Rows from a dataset
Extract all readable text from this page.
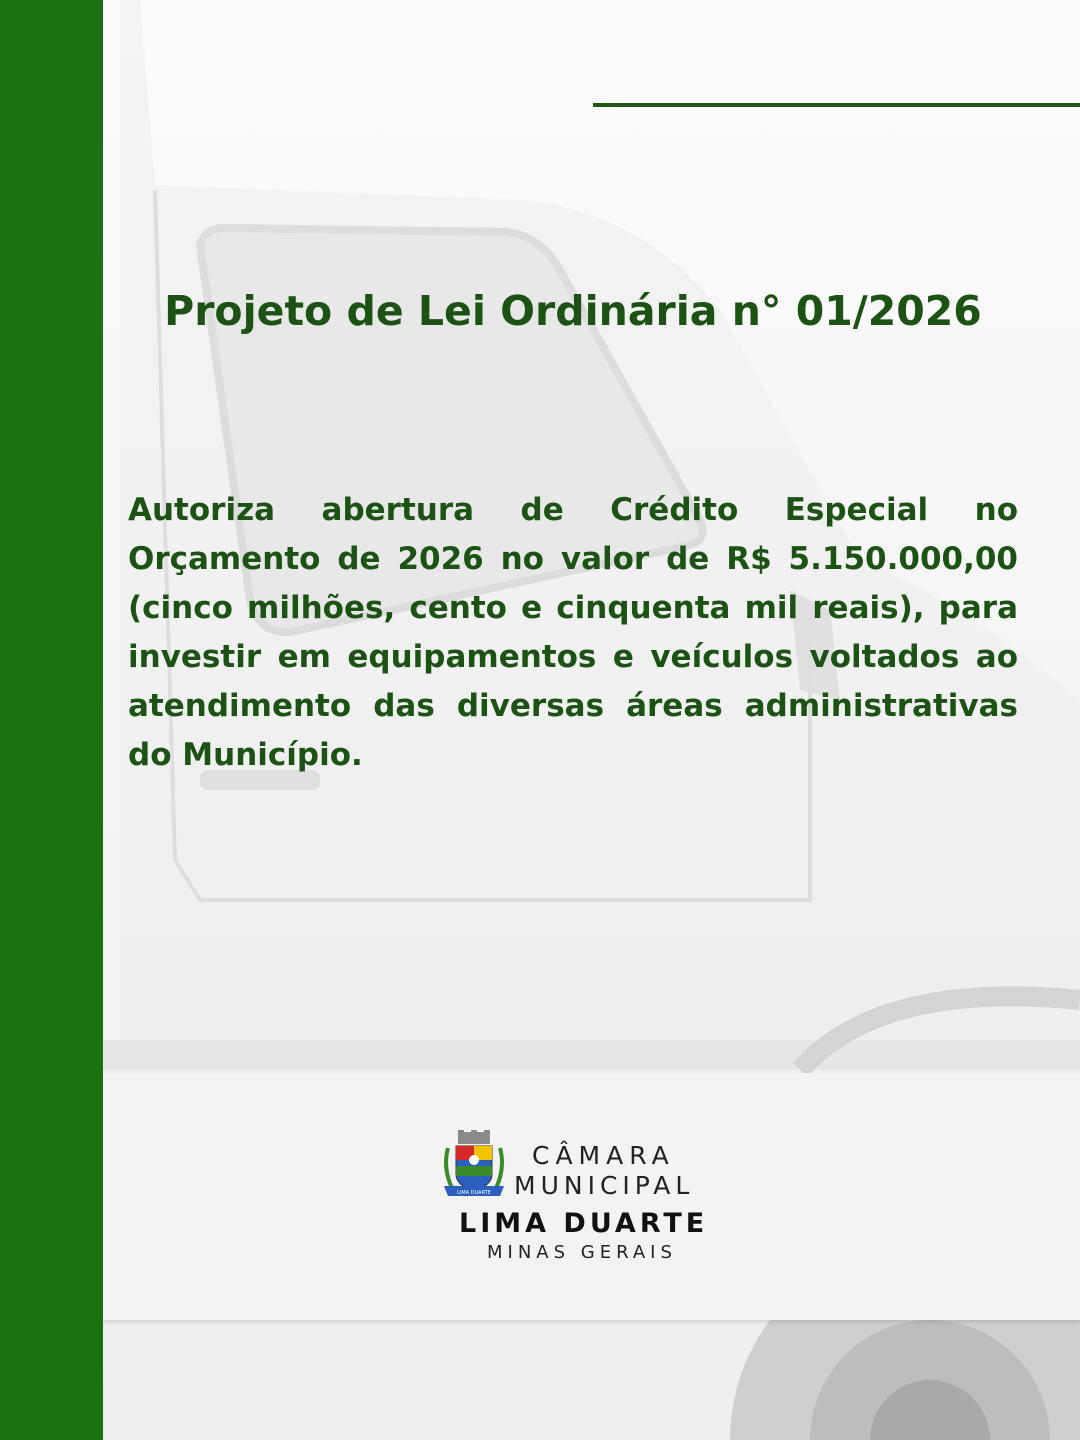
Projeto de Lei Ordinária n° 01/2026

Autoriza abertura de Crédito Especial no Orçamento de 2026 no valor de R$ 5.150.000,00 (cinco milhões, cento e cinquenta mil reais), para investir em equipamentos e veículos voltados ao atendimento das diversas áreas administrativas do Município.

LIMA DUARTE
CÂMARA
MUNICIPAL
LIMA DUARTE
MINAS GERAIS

### Aim
Please write out all of the material above without changing a word, and omit any pictures.

### The reply
Extract all readable text from this page.
Projeto de Lei Ordinária n° 01/2026

Autoriza abertura de Crédito Especial no Orçamento de 2026 no valor de R$ 5.150.000,00 (cinco milhões, cento e cinquenta mil reais), para investir em equipamentos e veículos voltados ao atendimento das diversas áreas administrativas do Município.

LIMA DUARTE
CÂMARA
MUNICIPAL
LIMA DUARTE
MINAS GERAIS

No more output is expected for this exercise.